[Start of Listing]
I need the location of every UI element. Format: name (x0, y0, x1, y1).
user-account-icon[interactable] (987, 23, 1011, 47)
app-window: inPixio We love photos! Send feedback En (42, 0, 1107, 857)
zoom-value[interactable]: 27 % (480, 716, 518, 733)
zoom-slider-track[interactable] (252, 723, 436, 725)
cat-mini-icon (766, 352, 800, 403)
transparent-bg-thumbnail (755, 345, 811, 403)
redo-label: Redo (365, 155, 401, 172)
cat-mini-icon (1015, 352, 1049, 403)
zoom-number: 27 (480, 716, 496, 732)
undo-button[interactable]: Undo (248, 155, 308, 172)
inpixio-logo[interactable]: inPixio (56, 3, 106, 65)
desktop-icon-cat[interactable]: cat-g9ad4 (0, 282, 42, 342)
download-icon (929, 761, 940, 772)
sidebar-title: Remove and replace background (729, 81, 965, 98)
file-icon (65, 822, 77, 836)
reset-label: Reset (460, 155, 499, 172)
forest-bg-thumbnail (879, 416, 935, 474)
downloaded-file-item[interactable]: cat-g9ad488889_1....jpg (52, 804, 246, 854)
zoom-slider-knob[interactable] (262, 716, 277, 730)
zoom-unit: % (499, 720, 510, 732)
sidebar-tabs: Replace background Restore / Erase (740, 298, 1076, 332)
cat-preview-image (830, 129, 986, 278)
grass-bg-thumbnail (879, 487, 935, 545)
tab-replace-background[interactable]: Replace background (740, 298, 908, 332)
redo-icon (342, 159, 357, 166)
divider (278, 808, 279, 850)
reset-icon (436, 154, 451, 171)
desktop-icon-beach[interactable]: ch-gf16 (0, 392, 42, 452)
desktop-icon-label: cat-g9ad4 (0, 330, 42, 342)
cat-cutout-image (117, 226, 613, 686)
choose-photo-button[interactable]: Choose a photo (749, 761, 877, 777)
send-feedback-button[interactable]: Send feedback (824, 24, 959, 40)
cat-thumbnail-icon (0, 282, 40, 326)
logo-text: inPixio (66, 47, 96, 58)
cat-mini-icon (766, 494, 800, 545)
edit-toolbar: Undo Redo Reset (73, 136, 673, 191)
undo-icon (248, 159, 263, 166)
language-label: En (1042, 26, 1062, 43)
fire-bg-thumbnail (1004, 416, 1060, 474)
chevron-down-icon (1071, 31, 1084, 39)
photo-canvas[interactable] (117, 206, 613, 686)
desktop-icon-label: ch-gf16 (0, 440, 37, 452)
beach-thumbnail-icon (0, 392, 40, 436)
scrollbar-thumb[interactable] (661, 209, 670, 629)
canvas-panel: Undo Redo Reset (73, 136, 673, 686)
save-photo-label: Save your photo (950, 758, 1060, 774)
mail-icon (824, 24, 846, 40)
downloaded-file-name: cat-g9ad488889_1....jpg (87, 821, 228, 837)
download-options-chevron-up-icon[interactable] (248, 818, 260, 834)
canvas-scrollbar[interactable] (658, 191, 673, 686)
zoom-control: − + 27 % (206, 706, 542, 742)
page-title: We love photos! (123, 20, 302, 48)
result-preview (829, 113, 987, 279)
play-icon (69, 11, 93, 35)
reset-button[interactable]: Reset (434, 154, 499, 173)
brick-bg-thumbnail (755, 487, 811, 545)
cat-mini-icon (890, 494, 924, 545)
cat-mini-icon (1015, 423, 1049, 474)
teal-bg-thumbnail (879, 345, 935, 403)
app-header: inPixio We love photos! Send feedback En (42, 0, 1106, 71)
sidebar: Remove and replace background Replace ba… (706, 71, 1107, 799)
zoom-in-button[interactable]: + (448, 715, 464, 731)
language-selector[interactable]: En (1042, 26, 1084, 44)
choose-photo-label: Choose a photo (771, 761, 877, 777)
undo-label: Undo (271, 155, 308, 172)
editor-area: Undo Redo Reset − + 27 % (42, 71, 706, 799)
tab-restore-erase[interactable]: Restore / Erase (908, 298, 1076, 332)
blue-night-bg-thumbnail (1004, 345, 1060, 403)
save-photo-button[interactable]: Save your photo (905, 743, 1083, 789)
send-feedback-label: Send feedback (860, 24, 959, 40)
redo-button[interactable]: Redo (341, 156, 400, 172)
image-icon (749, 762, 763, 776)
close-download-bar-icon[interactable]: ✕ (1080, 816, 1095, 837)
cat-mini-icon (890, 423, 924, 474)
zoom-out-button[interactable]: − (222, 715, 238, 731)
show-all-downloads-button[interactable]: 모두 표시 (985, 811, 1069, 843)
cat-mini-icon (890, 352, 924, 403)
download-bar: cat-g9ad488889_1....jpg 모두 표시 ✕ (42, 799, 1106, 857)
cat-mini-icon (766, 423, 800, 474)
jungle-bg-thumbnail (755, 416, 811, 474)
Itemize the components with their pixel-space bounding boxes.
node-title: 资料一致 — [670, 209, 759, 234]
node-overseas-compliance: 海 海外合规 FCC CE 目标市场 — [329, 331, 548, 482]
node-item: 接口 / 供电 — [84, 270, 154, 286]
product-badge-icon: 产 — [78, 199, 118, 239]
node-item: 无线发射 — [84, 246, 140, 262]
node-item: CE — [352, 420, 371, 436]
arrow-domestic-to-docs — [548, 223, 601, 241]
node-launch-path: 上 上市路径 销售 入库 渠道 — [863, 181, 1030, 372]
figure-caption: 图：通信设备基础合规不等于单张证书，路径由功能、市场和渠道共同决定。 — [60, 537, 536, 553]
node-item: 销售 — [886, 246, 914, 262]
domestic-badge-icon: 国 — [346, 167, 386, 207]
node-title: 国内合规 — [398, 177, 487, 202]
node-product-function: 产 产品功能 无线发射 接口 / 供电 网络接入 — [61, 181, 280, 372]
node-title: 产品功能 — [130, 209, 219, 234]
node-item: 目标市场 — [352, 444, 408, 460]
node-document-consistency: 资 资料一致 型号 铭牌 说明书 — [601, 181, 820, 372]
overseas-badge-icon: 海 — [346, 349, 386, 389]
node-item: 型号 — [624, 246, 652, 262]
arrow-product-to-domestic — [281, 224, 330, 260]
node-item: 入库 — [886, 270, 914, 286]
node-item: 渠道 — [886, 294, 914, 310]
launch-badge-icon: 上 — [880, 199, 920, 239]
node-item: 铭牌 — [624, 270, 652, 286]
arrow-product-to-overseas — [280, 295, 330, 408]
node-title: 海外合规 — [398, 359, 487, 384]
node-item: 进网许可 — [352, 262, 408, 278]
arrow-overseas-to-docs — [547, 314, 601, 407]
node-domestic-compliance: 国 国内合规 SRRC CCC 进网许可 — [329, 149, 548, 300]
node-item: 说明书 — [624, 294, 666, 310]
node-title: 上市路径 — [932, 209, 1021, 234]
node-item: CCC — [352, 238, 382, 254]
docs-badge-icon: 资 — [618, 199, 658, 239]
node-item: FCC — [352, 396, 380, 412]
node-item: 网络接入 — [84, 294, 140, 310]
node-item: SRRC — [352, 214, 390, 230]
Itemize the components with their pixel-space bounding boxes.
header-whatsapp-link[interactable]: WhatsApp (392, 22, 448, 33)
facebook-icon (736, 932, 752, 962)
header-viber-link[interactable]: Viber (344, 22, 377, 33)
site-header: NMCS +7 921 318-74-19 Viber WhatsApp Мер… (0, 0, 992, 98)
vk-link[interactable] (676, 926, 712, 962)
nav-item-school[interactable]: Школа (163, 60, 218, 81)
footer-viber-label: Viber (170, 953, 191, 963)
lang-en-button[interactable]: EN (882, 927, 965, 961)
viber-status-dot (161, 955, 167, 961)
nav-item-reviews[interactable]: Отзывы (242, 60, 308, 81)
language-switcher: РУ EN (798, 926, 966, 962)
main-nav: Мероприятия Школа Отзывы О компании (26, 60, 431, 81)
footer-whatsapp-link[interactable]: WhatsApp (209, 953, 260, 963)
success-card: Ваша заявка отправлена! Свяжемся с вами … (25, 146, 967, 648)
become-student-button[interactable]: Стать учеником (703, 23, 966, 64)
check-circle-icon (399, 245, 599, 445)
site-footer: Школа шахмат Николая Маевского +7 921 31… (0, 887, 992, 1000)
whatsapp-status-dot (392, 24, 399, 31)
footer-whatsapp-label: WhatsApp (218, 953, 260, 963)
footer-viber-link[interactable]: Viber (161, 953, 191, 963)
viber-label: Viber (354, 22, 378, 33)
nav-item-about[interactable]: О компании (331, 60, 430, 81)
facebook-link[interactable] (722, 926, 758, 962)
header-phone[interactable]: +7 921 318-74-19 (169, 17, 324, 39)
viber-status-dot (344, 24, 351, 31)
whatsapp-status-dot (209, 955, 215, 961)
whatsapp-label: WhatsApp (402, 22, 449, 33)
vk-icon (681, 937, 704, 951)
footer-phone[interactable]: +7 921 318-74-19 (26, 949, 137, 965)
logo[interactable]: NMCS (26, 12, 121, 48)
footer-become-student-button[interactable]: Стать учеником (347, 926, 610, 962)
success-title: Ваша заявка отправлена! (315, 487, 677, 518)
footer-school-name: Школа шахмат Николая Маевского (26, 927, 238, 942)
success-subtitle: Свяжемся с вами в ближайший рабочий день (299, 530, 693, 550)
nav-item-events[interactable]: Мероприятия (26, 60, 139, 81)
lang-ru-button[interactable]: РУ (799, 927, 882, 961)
[End of Listing]
• **Problem description**: Retype the stretch of records from the first line through the line containing "cat-mini-icon (1015, 352, 1049, 403)", keeping every character unchanged.

• **Reply to the exercise**:
I need the location of every UI element. Format: name (x0, y0, x1, y1).
user-account-icon[interactable] (987, 23, 1011, 47)
app-window: inPixio We love photos! Send feedback En (42, 0, 1107, 857)
zoom-value[interactable]: 27 % (480, 716, 518, 733)
zoom-slider-track[interactable] (252, 723, 436, 725)
cat-mini-icon (766, 352, 800, 403)
transparent-bg-thumbnail (755, 345, 811, 403)
redo-label: Redo (365, 155, 401, 172)
cat-mini-icon (1015, 352, 1049, 403)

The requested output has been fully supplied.